_Set task_:
State how many lines contain "color", and write nothing except that count.

_Listed entries_:

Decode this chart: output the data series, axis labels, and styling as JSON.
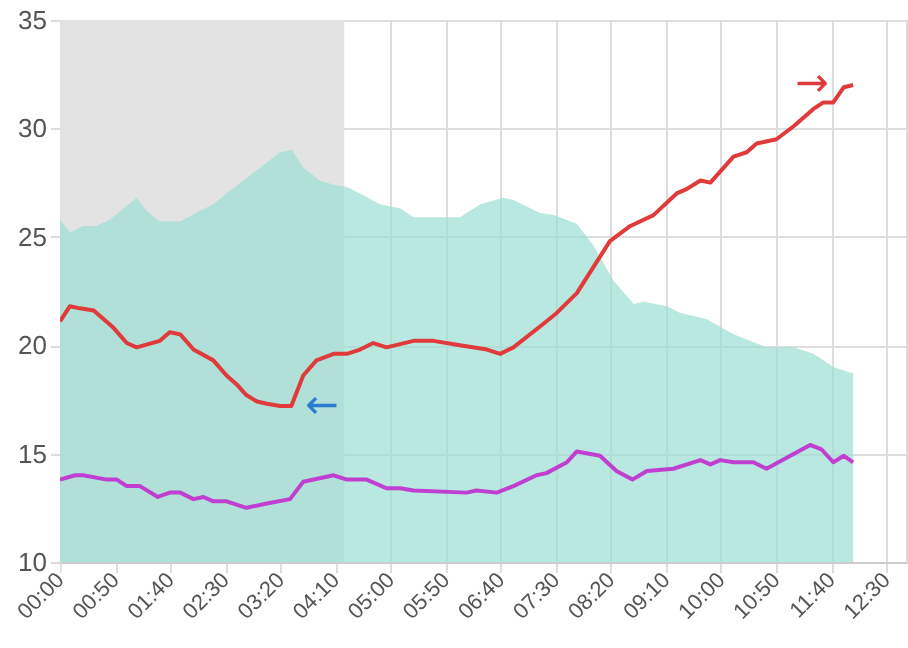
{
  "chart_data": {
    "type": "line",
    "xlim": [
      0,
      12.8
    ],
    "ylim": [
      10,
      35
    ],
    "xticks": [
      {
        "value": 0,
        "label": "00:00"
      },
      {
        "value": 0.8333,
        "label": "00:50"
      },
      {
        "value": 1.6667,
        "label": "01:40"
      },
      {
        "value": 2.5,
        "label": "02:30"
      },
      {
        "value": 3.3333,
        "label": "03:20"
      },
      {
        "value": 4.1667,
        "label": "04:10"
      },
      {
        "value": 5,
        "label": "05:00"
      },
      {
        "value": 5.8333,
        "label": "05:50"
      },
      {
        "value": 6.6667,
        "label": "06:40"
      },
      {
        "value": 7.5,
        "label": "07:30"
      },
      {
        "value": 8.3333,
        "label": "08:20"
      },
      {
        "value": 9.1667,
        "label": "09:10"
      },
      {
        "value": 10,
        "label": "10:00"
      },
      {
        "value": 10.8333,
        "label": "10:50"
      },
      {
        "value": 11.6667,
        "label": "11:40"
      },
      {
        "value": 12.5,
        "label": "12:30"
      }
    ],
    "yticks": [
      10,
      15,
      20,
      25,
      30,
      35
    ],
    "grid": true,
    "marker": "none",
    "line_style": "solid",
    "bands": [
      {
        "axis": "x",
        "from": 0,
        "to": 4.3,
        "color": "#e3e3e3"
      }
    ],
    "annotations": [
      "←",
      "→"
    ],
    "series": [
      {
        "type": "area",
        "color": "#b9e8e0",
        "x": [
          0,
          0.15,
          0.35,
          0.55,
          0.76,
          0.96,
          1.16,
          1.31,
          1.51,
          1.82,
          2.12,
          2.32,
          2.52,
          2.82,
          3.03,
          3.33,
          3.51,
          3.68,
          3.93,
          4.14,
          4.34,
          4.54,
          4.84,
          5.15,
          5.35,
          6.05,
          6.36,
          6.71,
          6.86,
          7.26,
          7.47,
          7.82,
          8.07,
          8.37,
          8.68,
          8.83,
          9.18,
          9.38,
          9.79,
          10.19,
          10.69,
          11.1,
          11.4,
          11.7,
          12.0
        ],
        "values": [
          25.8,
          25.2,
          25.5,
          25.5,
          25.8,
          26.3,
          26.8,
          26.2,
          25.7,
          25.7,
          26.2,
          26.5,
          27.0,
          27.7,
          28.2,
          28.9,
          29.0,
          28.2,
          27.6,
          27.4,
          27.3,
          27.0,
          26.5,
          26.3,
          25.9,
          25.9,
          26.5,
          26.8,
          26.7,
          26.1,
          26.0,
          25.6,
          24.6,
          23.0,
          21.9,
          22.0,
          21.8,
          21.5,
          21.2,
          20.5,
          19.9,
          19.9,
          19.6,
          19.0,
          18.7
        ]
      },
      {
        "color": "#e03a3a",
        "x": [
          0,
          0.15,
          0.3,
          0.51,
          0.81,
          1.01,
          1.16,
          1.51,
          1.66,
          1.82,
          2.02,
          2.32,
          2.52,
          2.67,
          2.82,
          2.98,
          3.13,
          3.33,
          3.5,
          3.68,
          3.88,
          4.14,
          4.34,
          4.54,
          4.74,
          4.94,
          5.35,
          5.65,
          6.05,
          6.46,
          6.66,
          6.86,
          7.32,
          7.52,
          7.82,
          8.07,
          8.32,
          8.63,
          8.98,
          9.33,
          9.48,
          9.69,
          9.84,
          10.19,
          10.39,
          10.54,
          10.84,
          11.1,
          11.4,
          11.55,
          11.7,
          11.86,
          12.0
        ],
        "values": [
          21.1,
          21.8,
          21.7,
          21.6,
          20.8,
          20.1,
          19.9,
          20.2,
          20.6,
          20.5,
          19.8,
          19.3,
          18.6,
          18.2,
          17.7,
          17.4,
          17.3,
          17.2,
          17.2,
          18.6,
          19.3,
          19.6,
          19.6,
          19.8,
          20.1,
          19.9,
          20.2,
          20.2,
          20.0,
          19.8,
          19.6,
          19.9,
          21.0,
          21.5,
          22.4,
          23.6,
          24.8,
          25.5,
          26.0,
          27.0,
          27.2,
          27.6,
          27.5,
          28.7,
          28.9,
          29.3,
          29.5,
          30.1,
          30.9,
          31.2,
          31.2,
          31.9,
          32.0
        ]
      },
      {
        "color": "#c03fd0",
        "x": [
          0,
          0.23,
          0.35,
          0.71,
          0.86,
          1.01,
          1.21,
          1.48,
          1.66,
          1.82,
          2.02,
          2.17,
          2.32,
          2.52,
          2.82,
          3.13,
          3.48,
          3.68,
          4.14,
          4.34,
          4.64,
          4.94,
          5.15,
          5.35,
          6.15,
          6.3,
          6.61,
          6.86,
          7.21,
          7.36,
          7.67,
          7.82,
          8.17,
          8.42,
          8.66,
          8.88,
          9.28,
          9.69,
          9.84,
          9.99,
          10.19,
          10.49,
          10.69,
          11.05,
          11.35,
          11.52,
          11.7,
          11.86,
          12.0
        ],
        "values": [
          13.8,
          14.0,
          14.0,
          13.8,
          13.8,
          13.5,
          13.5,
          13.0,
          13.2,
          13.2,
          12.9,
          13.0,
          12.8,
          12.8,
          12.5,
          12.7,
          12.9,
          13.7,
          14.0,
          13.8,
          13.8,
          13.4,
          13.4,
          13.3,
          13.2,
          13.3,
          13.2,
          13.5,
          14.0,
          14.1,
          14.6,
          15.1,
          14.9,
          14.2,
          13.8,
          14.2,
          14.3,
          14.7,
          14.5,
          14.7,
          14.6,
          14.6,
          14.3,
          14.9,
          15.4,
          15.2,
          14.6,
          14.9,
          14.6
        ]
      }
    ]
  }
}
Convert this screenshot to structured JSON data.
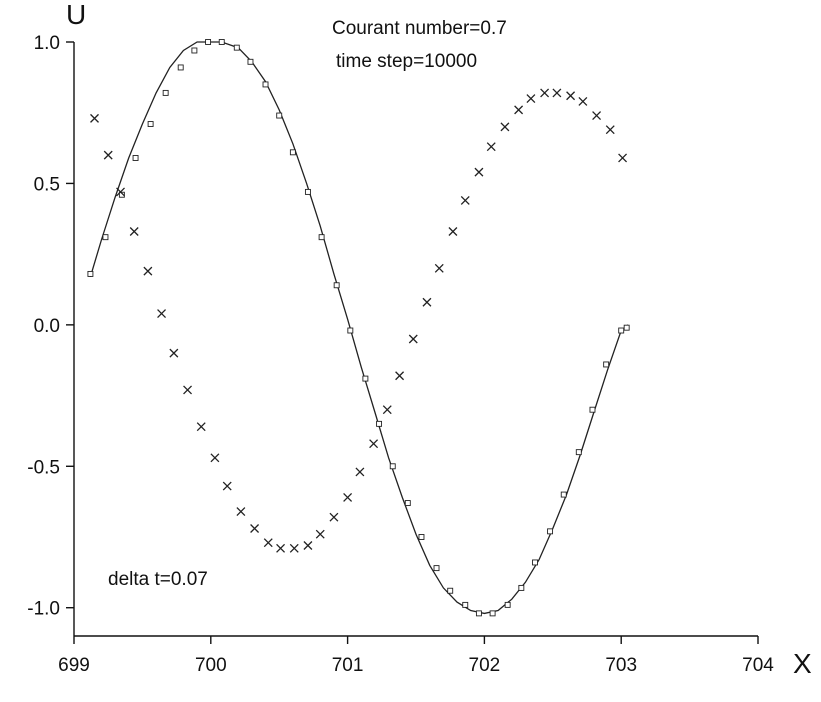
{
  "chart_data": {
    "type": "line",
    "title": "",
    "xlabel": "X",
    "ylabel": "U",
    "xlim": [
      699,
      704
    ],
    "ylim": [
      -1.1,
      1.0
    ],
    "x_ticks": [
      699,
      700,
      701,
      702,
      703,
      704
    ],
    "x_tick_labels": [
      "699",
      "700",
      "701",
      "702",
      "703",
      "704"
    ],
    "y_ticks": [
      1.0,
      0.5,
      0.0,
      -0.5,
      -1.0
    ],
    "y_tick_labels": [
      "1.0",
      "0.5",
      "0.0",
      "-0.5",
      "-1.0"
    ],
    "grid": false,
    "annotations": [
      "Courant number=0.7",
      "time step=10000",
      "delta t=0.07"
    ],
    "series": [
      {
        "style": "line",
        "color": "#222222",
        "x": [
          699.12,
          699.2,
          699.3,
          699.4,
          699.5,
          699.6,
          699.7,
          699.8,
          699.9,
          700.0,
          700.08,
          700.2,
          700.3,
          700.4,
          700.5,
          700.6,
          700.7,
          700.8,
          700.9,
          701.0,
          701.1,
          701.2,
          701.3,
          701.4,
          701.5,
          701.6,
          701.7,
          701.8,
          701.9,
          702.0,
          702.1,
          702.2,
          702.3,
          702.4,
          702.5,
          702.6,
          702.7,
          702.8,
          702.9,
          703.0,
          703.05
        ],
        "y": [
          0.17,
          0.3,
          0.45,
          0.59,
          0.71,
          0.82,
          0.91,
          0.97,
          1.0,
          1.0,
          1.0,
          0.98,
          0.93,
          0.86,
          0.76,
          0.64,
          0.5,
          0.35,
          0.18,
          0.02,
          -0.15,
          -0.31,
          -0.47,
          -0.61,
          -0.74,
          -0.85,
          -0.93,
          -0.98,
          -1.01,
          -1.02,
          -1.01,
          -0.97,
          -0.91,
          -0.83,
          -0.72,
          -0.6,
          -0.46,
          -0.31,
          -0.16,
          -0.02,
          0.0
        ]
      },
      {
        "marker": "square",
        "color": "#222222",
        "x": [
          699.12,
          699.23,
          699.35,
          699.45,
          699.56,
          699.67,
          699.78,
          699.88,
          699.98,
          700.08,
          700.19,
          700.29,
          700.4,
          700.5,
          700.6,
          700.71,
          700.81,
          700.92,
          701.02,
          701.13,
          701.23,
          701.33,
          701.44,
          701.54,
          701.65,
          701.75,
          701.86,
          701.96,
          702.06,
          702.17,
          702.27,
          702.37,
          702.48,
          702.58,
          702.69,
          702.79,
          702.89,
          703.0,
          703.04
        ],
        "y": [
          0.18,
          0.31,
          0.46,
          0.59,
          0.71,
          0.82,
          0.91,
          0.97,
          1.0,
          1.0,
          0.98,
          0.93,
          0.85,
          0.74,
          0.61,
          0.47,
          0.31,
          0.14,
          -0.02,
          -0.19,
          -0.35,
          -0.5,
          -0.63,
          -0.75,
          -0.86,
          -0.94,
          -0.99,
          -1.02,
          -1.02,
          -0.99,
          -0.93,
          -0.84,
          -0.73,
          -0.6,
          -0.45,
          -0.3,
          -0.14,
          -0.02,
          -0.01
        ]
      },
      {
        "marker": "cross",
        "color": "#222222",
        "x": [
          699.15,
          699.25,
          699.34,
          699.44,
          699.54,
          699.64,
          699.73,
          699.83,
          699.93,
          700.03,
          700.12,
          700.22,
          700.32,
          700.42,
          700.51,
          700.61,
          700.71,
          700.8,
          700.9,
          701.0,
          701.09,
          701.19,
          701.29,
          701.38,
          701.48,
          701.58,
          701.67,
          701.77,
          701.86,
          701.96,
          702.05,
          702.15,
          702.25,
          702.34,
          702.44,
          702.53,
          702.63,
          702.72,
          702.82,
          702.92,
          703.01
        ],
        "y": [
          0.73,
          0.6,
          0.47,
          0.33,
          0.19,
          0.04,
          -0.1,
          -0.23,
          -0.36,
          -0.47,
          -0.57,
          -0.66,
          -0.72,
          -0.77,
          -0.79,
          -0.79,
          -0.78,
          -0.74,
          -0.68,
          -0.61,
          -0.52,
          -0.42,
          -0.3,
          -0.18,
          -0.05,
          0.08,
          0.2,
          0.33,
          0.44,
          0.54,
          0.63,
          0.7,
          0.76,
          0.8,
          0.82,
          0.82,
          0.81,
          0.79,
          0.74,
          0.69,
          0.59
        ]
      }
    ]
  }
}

_Output for this exercise_:
7